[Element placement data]
--------------------
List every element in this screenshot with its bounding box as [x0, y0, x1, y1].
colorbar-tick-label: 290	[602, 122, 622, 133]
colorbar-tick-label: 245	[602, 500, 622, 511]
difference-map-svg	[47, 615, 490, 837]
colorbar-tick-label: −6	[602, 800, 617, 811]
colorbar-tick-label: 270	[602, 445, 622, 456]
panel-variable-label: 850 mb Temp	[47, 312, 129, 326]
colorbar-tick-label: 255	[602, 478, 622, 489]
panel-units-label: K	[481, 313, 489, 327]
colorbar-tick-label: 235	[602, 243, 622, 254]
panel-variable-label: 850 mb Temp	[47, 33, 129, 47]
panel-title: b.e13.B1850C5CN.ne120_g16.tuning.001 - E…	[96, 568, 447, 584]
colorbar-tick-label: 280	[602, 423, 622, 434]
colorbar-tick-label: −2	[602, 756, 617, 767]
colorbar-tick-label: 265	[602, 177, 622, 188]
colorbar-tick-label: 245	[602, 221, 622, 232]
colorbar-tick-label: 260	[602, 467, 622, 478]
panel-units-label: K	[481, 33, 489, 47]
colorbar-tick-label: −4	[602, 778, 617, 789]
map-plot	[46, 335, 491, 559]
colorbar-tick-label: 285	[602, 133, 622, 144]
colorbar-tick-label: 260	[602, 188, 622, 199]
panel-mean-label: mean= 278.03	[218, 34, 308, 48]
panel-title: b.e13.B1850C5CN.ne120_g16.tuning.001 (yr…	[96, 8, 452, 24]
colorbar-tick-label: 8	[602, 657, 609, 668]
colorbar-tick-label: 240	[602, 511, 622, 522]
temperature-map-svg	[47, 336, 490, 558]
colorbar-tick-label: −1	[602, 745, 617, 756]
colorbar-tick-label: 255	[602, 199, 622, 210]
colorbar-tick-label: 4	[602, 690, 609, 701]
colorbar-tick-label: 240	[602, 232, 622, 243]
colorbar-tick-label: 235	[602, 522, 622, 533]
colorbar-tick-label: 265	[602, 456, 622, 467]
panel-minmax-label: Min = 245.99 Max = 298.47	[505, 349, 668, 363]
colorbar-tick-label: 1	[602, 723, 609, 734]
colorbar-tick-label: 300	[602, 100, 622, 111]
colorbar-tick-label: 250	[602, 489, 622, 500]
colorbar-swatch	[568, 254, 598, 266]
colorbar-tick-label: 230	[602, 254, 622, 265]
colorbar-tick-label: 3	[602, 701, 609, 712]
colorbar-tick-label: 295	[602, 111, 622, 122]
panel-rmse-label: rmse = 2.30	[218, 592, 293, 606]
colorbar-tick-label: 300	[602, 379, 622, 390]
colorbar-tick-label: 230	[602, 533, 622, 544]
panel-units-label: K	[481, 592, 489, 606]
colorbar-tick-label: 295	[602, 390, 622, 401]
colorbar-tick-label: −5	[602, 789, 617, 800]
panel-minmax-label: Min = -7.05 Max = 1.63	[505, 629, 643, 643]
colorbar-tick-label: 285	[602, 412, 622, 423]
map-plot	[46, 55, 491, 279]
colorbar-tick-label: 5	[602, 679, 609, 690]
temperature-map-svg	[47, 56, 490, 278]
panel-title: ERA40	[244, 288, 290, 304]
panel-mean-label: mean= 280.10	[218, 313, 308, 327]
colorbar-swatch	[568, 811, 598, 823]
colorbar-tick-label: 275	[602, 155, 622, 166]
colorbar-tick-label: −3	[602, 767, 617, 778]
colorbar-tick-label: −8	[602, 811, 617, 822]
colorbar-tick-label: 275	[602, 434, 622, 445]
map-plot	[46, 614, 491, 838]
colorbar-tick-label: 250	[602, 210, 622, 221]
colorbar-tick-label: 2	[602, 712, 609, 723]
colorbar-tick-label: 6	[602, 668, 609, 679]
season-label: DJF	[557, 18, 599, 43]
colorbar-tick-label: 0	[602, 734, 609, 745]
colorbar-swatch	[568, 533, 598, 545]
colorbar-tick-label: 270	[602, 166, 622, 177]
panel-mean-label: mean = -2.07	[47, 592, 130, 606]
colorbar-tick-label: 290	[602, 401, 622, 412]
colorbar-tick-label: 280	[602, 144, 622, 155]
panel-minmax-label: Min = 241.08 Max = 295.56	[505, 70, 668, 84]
--------------------
Task directions
Repeat all of the entries above, substituting "scale-tick-label" for every occurrence of "colorbar-tick-label". Leave everything else unchanged.

Final result
List every element in this screenshot with its bounding box as [x0, y0, x1, y1].
scale-tick-label: 290	[602, 122, 622, 133]
scale-tick-label: 245	[602, 500, 622, 511]
difference-map-svg	[47, 615, 490, 837]
scale-tick-label: −6	[602, 800, 617, 811]
scale-tick-label: 270	[602, 445, 622, 456]
panel-variable-label: 850 mb Temp	[47, 312, 129, 326]
scale-tick-label: 255	[602, 478, 622, 489]
panel-units-label: K	[481, 313, 489, 327]
scale-tick-label: 235	[602, 243, 622, 254]
panel-variable-label: 850 mb Temp	[47, 33, 129, 47]
panel-title: b.e13.B1850C5CN.ne120_g16.tuning.001 - E…	[96, 568, 447, 584]
scale-tick-label: 280	[602, 423, 622, 434]
scale-tick-label: −2	[602, 756, 617, 767]
scale-tick-label: 265	[602, 177, 622, 188]
scale-tick-label: 245	[602, 221, 622, 232]
scale-tick-label: 260	[602, 467, 622, 478]
panel-units-label: K	[481, 33, 489, 47]
scale-tick-label: −4	[602, 778, 617, 789]
map-plot	[46, 335, 491, 559]
scale-tick-label: 285	[602, 133, 622, 144]
scale-tick-label: 260	[602, 188, 622, 199]
panel-mean-label: mean= 278.03	[218, 34, 308, 48]
panel-title: b.e13.B1850C5CN.ne120_g16.tuning.001 (yr…	[96, 8, 452, 24]
scale-tick-label: 8	[602, 657, 609, 668]
scale-tick-label: 240	[602, 511, 622, 522]
temperature-map-svg	[47, 336, 490, 558]
scale-tick-label: −1	[602, 745, 617, 756]
scale-tick-label: 255	[602, 199, 622, 210]
scale-tick-label: 4	[602, 690, 609, 701]
scale-tick-label: 240	[602, 232, 622, 243]
scale-tick-label: 235	[602, 522, 622, 533]
scale-tick-label: 265	[602, 456, 622, 467]
panel-minmax-label: Min = 245.99 Max = 298.47	[505, 349, 668, 363]
scale-tick-label: 1	[602, 723, 609, 734]
scale-tick-label: 300	[602, 100, 622, 111]
scale-tick-label: 250	[602, 489, 622, 500]
colorbar-swatch	[568, 254, 598, 266]
scale-tick-label: 230	[602, 254, 622, 265]
scale-tick-label: 3	[602, 701, 609, 712]
scale-tick-label: 295	[602, 111, 622, 122]
panel-rmse-label: rmse = 2.30	[218, 592, 293, 606]
scale-tick-label: 300	[602, 379, 622, 390]
scale-tick-label: 230	[602, 533, 622, 544]
panel-units-label: K	[481, 592, 489, 606]
scale-tick-label: 295	[602, 390, 622, 401]
scale-tick-label: −5	[602, 789, 617, 800]
panel-minmax-label: Min = -7.05 Max = 1.63	[505, 629, 643, 643]
scale-tick-label: 285	[602, 412, 622, 423]
map-plot	[46, 55, 491, 279]
scale-tick-label: 5	[602, 679, 609, 690]
temperature-map-svg	[47, 56, 490, 278]
panel-title: ERA40	[244, 288, 290, 304]
panel-mean-label: mean= 280.10	[218, 313, 308, 327]
colorbar-swatch	[568, 811, 598, 823]
scale-tick-label: 275	[602, 155, 622, 166]
scale-tick-label: −3	[602, 767, 617, 778]
scale-tick-label: −8	[602, 811, 617, 822]
scale-tick-label: 275	[602, 434, 622, 445]
map-plot	[46, 614, 491, 838]
scale-tick-label: 250	[602, 210, 622, 221]
scale-tick-label: 2	[602, 712, 609, 723]
scale-tick-label: 6	[602, 668, 609, 679]
season-label: DJF	[557, 18, 599, 43]
scale-tick-label: 0	[602, 734, 609, 745]
colorbar-swatch	[568, 533, 598, 545]
scale-tick-label: 270	[602, 166, 622, 177]
panel-mean-label: mean = -2.07	[47, 592, 130, 606]
scale-tick-label: 290	[602, 401, 622, 412]
scale-tick-label: 280	[602, 144, 622, 155]
panel-minmax-label: Min = 241.08 Max = 295.56	[505, 70, 668, 84]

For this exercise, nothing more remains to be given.